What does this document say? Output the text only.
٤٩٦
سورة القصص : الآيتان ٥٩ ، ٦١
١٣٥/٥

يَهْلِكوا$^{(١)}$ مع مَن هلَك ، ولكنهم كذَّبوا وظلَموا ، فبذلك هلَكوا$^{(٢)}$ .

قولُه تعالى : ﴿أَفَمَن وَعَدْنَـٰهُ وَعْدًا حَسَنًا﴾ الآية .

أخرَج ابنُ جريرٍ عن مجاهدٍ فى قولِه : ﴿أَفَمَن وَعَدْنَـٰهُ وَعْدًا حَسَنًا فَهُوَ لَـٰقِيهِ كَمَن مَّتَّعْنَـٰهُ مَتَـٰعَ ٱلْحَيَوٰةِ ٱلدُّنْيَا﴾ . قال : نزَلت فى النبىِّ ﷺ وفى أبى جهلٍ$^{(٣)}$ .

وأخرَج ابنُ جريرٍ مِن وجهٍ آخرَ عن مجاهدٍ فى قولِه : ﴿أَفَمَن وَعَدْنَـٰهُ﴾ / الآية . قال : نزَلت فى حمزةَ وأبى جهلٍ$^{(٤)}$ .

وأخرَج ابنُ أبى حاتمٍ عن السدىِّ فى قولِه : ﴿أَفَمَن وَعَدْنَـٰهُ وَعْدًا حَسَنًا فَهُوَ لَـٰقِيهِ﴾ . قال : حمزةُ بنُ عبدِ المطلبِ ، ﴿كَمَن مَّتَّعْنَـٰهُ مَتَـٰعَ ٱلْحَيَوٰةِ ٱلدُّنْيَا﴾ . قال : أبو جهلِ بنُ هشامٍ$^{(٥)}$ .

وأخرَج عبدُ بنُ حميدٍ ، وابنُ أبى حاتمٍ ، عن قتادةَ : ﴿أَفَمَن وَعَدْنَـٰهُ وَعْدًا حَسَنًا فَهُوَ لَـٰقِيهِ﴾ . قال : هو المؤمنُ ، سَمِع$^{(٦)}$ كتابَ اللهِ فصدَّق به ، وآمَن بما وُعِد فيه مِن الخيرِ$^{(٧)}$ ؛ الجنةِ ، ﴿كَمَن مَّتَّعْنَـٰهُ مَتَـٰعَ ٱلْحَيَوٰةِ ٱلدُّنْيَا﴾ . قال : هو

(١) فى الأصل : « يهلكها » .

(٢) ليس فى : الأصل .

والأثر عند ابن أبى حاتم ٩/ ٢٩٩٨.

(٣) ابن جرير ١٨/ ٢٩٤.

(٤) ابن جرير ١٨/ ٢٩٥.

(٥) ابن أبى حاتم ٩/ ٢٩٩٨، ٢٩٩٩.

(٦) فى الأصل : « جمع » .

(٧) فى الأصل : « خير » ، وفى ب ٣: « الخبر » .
******************************
Give back each line above precisely as it stands.

_Worked solution_
What does this document say? Output the text only.
٤٩٦
سورة القصص : الآيتان ٥٩ ، ٦١
١٣٥/٥

يَهْلِكوا$^{(١)}$ مع مَن هلَك ، ولكنهم كذَّبوا وظلَموا ، فبذلك هلَكوا$^{(٢)}$ .

قولُه تعالى : ﴿أَفَمَن وَعَدْنَـٰهُ وَعْدًا حَسَنًا﴾ الآية .

أخرَج ابنُ جريرٍ عن مجاهدٍ فى قولِه : ﴿أَفَمَن وَعَدْنَـٰهُ وَعْدًا حَسَنًا فَهُوَ لَـٰقِيهِ كَمَن مَّتَّعْنَـٰهُ مَتَـٰعَ ٱلْحَيَوٰةِ ٱلدُّنْيَا﴾ . قال : نزَلت فى النبىِّ ﷺ وفى أبى جهلٍ$^{(٣)}$ .

وأخرَج ابنُ جريرٍ مِن وجهٍ آخرَ عن مجاهدٍ فى قولِه : ﴿أَفَمَن وَعَدْنَـٰهُ﴾ / الآية . قال : نزَلت فى حمزةَ وأبى جهلٍ$^{(٤)}$ .

وأخرَج ابنُ أبى حاتمٍ عن السدىِّ فى قولِه : ﴿أَفَمَن وَعَدْنَـٰهُ وَعْدًا حَسَنًا فَهُوَ لَـٰقِيهِ﴾ . قال : حمزةُ بنُ عبدِ المطلبِ ، ﴿كَمَن مَّتَّعْنَـٰهُ مَتَـٰعَ ٱلْحَيَوٰةِ ٱلدُّنْيَا﴾ . قال : أبو جهلِ بنُ هشامٍ$^{(٥)}$ .

وأخرَج عبدُ بنُ حميدٍ ، وابنُ أبى حاتمٍ ، عن قتادةَ : ﴿أَفَمَن وَعَدْنَـٰهُ وَعْدًا حَسَنًا فَهُوَ لَـٰقِيهِ﴾ . قال : هو المؤمنُ ، سَمِع$^{(٦)}$ كتابَ اللهِ فصدَّق به ، وآمَن بما وُعِد فيه مِن الخيرِ$^{(٧)}$ ؛ الجنةِ ، ﴿كَمَن مَّتَّعْنَـٰهُ مَتَـٰعَ ٱلْحَيَوٰةِ ٱلدُّنْيَا﴾ . قال : هو

(١) فى الأصل : « يهلكها » .

(٢) ليس فى : الأصل .

والأثر عند ابن أبى حاتم ٩/ ٢٩٩٨.

(٣) ابن جرير ١٨/ ٢٩٤.

(٤) ابن جرير ١٨/ ٢٩٥.

(٥) ابن أبى حاتم ٩/ ٢٩٩٨، ٢٩٩٩.

(٦) فى الأصل : « جمع » .

(٧) فى الأصل : « خير » ، وفى ب ٣: « الخبر » .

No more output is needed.